> Dokumen Sumber

::::

Pertemuan darurat itu diselenggarakan setelah kemarahan melanda wilayah tersebut menyusul serangan Israel pada 9 September di Doha, yang menewaskan enam orang. Negara-negara GCC, Bahrain, Kuwait, Oman, Qatar, Arab Saudi dan Uni Emirat Arab, telah membentuk pakta pertahanan untuk mengatasi masalah keamanan negara-negara anggota.
“Ibu kota negara saya menjadi sasaran serangan berbahaya yang menargetkan kediaman keluarga para pemimpin Hamas dan delegasi negosiasi mereka,” ujar Sheikh Tamim dalam pidato pembukaannya.
Sheikh Tamim menyerukan langkah-langkah konkret untuk mengatasi keadaan kegilaan kekuasaan, arogansi, dan obsesi haus darah pemerintah Israel. Serangan terhadap mediator membuktikan bahwa Israel tidak memiliki minat yang tulus terhadap perdamaian dan berusaha menggagalkan negosiasi untuk mengakhiri perang di Gaza yang telah menewaskan lebih dari 64.800 warga Palestina, katanya.
GCC menyatakan bahwa konsultasi sudah berlangsung di antara badan-badan militer blok tersebut untuk membangun “kemampuan pencegahan Teluk”. Pertemuan Komando Militer Terpadu kelompok tersebut akan segera berlangsung di Doha, menurut Majed Mohammed Al-Ansari, juru bicara Kementerian Luar Negeri Qatar.
“Pernyataan bersama tersebut jelas menyerukan pertemuan komando tinggi di Doha untuk membahas langkah-langkah lebih lanjut guna memastikan keselamatan dan keamanan bersama negara-negara GCC terpenuhi,” ujar Al-Ansari mengutip Al Jazeera.
Tidak ada rincian lebih lanjut yang tersedia tentang mekanisme pertahanan baru, yang menyatakan bahwa serangan terhadap satu negara anggota merupakan serangan terhadap semua negara. “GCC berdiri dalam satu garis,” tambahnya.

::::

> Data yang Diberikan
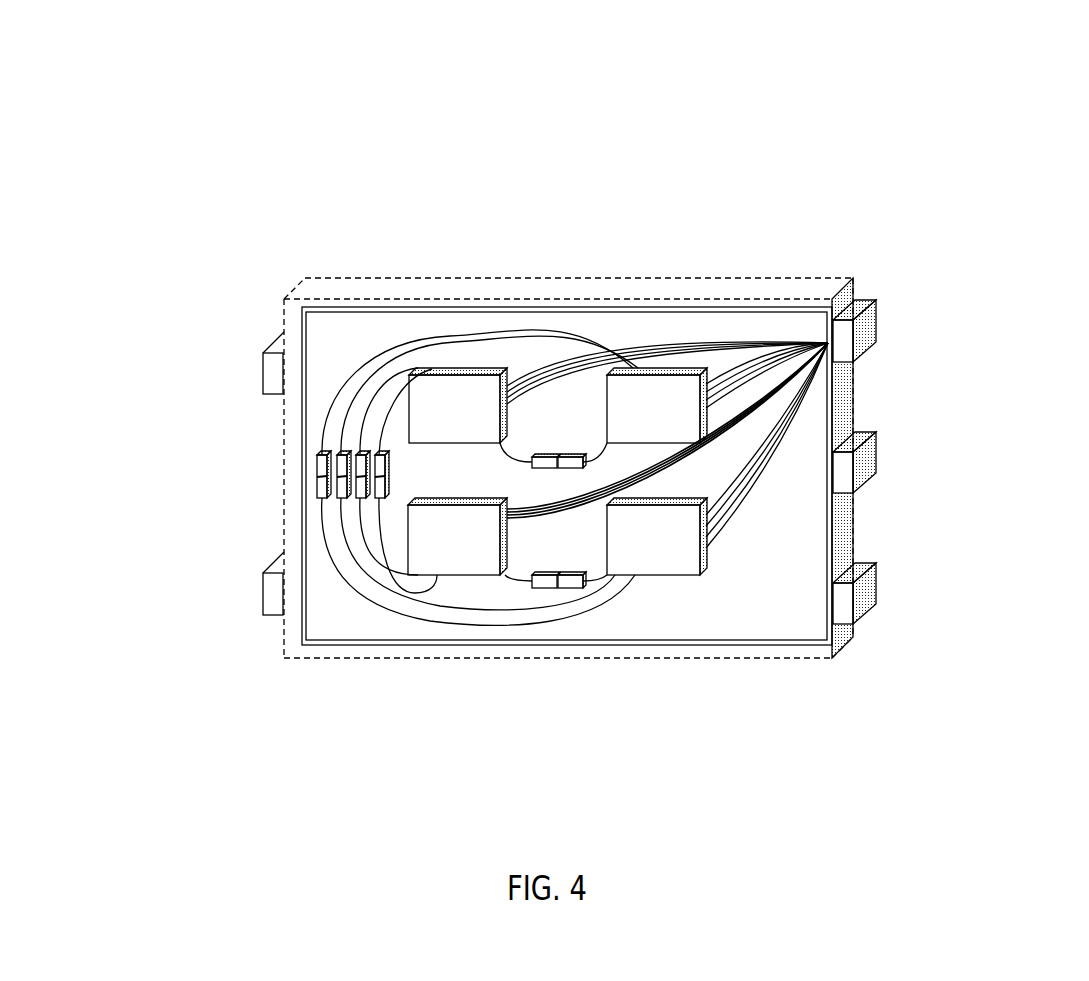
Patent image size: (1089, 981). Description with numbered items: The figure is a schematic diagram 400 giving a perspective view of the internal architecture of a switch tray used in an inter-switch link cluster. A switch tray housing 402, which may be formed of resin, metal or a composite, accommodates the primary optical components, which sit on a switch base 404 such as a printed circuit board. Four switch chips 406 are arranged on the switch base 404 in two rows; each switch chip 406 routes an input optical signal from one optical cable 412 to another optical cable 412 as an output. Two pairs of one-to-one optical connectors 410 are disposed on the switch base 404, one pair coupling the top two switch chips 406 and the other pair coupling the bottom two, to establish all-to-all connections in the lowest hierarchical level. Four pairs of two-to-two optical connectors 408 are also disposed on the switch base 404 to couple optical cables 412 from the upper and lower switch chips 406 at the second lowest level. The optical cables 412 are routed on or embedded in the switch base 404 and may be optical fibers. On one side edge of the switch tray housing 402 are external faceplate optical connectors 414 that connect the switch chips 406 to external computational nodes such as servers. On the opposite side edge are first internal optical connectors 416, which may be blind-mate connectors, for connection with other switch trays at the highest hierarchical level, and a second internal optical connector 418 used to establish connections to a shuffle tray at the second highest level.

::::

> Tujuan A
Tentukan apakah setiap pernyataan berikut sesuai dengan teks tentang pertemuan darurat GCC. Jawab ya atau tidak untuk masing-masing, lalu kutip kata-kata teks yang menjadi penentunya. (i) Serangan Israel di Doha pada 9 September menewaskan enam orang. (ii) Rincian mekanisme pertahanan baru GCC sudah diumumkan secara lengkap. (iii) Pertemuan Komando Militer Terpadu akan diadakan di Riyadh.
> Tujuan B
Sambung teks tentang pertemuan darurat GCC dari kalimat terakhirnya.

> Jawaban A
(i) Ya. "serangan Israel pada 9 September di Doha, yang menewaskan enam orang"
(ii) Tidak. "Tidak ada rincian lebih lanjut yang tersedia tentang mekanisme pertahanan baru"
(iii) Tidak. "Pertemuan Komando Militer Terpadu kelompok tersebut akan segera berlangsung di Doha"

> Jawaban B
Visi Ekspansionis Israel
Emir Qatar juga memperingatkan visi ekspansionis Israel di kawasan tersebut, dengan berulang kali melakukan pengeboman di Lebanon, Suriah, dan Yaman. Israel juga telah merebut tanah Suriah dan menolak menarik pasukannya dari Lebanon selatan.
“Perdana Menteri Israel Benjamin Netanyahu bermimpi menjadikan kawasan Arab sebagai lingkup pengaruh Israel,” ungkap Sheikh Tamim, seraya menambahkan bahwa hal itu “adalah ilusi yang berbahaya”.
Tidak ada tindakan politik atau ekonomi langsung yang diumumkan terhadap agresi Israel pada pertemuan puncak tersebut. Namun Jasem Mohamed Albudaiwi, sekretaris jenderal GCC, mendesak Presiden AS Donald Trump untuk mengendalikan sekutu terdekat Washington, Israel.
“Kami berharap mitra strategis kami di AS menggunakan pengaruhnya terhadap Israel untuk menghentikan perilaku ini – kami sungguh-sungguh berharap demikian,” kata Albudaiwi. “Mereka memiliki pengaruh dan daya ungkit terhadap Israel, dan sudah saatnya pengaruh dan daya ungkit ini dimanfaatkan”.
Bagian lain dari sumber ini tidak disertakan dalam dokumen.